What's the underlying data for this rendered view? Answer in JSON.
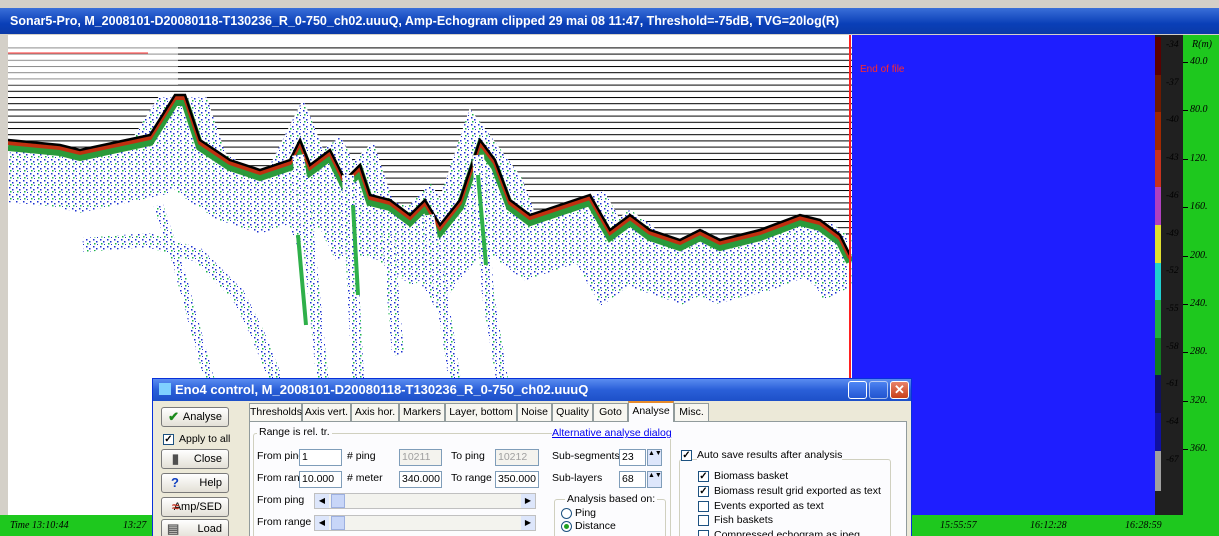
{
  "title_bar": {
    "title": "Sonar5-Pro, M_2008101-D20080118-T130236_R_0-750_ch02.uuuQ, Amp-Echogram clipped 29 mai 08 11:47, Threshold=-75dB, TVG=20log(R)"
  },
  "echogram": {
    "end_label": "End of file"
  },
  "color_scale": {
    "labels": [
      "-34",
      "-37",
      "-40",
      "-43",
      "-46",
      "-49",
      "-52",
      "-55",
      "-58",
      "-61",
      "-64",
      "-67"
    ]
  },
  "range_axis": {
    "title": "R(m)",
    "labels": [
      "40.0",
      "80.0",
      "120.",
      "160.",
      "200.",
      "240.",
      "280.",
      "320.",
      "360."
    ]
  },
  "time_axis": {
    "labels": [
      "Time 13:10:44",
      "13:27",
      "15:55:57",
      "16:12:28",
      "16:28:59"
    ]
  },
  "dialog": {
    "title": "Eno4 control, M_2008101-D20080118-T130236_R_0-750_ch02.uuuQ",
    "buttons": {
      "analyse": "Analyse",
      "close": "Close",
      "help": "Help",
      "amp_sed": "Amp/SED",
      "load": "Load"
    },
    "apply_to_all": {
      "label": "Apply to all",
      "checked": true
    },
    "tabs": [
      "Thresholds",
      "Axis vert.",
      "Axis hor.",
      "Markers",
      "Layer, bottom",
      "Noise",
      "Quality",
      "Goto",
      "Analyse",
      "Misc."
    ],
    "active_tab": 8,
    "range_group": {
      "title": "Range is rel. tr.",
      "link": "Alternative analyse dialog",
      "from_ping": {
        "label": "From ping",
        "value": "1"
      },
      "n_ping": {
        "label": "# ping",
        "value": "10211"
      },
      "to_ping": {
        "label": "To ping",
        "value": "10212"
      },
      "sub_segments": {
        "label": "Sub-segments",
        "value": "23"
      },
      "from_range": {
        "label": "From range",
        "value": "10.000"
      },
      "n_meter": {
        "label": "# meter",
        "value": "340.000"
      },
      "to_range": {
        "label": "To range",
        "value": "350.000"
      },
      "sub_layers": {
        "label": "Sub-layers",
        "value": "68"
      },
      "ping_scroll": {
        "label": "From ping"
      },
      "range_scroll": {
        "label": "From range"
      }
    },
    "analysis_based_on": {
      "title": "Analysis based on:",
      "options": [
        "Ping",
        "Distance"
      ],
      "selected": 1
    },
    "auto_save": {
      "label": "Auto save results after analysis",
      "checked": true,
      "items": [
        {
          "label": "Biomass basket",
          "checked": true
        },
        {
          "label": "Biomass result grid exported as text",
          "checked": true
        },
        {
          "label": "Events exported as text",
          "checked": false
        },
        {
          "label": "Fish baskets",
          "checked": false
        },
        {
          "label": "Compressed echogram as jpeg",
          "checked": false
        }
      ]
    }
  }
}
◇ ◇ ◇ ◇
## Exercise brief
Go through the material above and count the lines that include "text". Give the number alone.

## Final answer
2